## WORK TO DO:
Word for word, restate every line of the listing that follows.

* Begin *

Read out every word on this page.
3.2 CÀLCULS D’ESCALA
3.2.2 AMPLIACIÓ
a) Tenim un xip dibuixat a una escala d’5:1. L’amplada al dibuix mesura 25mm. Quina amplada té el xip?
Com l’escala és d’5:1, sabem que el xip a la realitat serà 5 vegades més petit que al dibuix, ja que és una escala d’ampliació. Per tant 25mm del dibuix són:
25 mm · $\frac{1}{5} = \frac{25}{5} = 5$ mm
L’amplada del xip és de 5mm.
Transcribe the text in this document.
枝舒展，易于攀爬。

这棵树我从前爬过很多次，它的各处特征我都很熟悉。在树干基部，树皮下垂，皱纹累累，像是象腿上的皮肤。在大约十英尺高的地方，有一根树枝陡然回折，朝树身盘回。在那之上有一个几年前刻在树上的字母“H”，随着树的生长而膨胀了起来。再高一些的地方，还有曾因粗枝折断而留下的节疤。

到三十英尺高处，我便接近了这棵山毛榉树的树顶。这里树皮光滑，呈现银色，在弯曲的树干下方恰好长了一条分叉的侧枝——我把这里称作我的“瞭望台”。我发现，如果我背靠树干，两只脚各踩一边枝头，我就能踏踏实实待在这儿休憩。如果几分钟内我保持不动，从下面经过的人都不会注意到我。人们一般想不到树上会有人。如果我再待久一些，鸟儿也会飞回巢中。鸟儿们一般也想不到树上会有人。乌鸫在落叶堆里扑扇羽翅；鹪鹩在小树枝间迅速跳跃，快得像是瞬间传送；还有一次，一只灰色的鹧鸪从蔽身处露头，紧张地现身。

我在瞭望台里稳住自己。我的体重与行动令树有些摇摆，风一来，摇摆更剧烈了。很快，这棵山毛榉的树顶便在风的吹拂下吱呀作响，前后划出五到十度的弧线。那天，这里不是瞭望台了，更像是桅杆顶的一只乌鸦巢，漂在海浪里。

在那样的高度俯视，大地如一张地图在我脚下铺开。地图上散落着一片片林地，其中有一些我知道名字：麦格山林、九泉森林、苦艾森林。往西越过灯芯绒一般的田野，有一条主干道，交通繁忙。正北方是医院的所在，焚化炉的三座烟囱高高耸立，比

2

* End *

## RESPONSE FOR THIS EXERCISE:
Read out every word on this page.
3.2 CÀLCULS D’ESCALA
3.2.2 AMPLIACIÓ
a) Tenim un xip dibuixat a una escala d’5:1. L’amplada al dibuix mesura 25mm. Quina amplada té el xip?
Com l’escala és d’5:1, sabem que el xip a la realitat serà 5 vegades més petit que al dibuix, ja que és una escala d’ampliació. Per tant 25mm del dibuix són:
25 mm · $\frac{1}{5} = \frac{25}{5} = 5$ mm
L’amplada del xip és de 5mm.
Transcribe the text in this document.
枝舒展，易于攀爬。

这棵树我从前爬过很多次，它的各处特征我都很熟悉。在树干基部，树皮下垂，皱纹累累，像是象腿上的皮肤。在大约十英尺高的地方，有一根树枝陡然回折，朝树身盘回。在那之上有一个几年前刻在树上的字母“H”，随着树的生长而膨胀了起来。再高一些的地方，还有曾因粗枝折断而留下的节疤。

到三十英尺高处，我便接近了这棵山毛榉树的树顶。这里树皮光滑，呈现银色，在弯曲的树干下方恰好长了一条分叉的侧枝——我把这里称作我的“瞭望台”。我发现，如果我背靠树干，两只脚各踩一边枝头，我就能踏踏实实待在这儿休憩。如果几分钟内我保持不动，从下面经过的人都不会注意到我。人们一般想不到树上会有人。如果我再待久一些，鸟儿也会飞回巢中。鸟儿们一般也想不到树上会有人。乌鸫在落叶堆里扑扇羽翅；鹪鹩在小树枝间迅速跳跃，快得像是瞬间传送；还有一次，一只灰色的鹧鸪从蔽身处露头，紧张地现身。

我在瞭望台里稳住自己。我的体重与行动令树有些摇摆，风一来，摇摆更剧烈了。很快，这棵山毛榉的树顶便在风的吹拂下吱呀作响，前后划出五到十度的弧线。那天，这里不是瞭望台了，更像是桅杆顶的一只乌鸦巢，漂在海浪里。

在那样的高度俯视，大地如一张地图在我脚下铺开。地图上散落着一片片林地，其中有一些我知道名字：麦格山林、九泉森林、苦艾森林。往西越过灯芯绒一般的田野，有一条主干道，交通繁忙。正北方是医院的所在，焚化炉的三座烟囱高高耸立，比

2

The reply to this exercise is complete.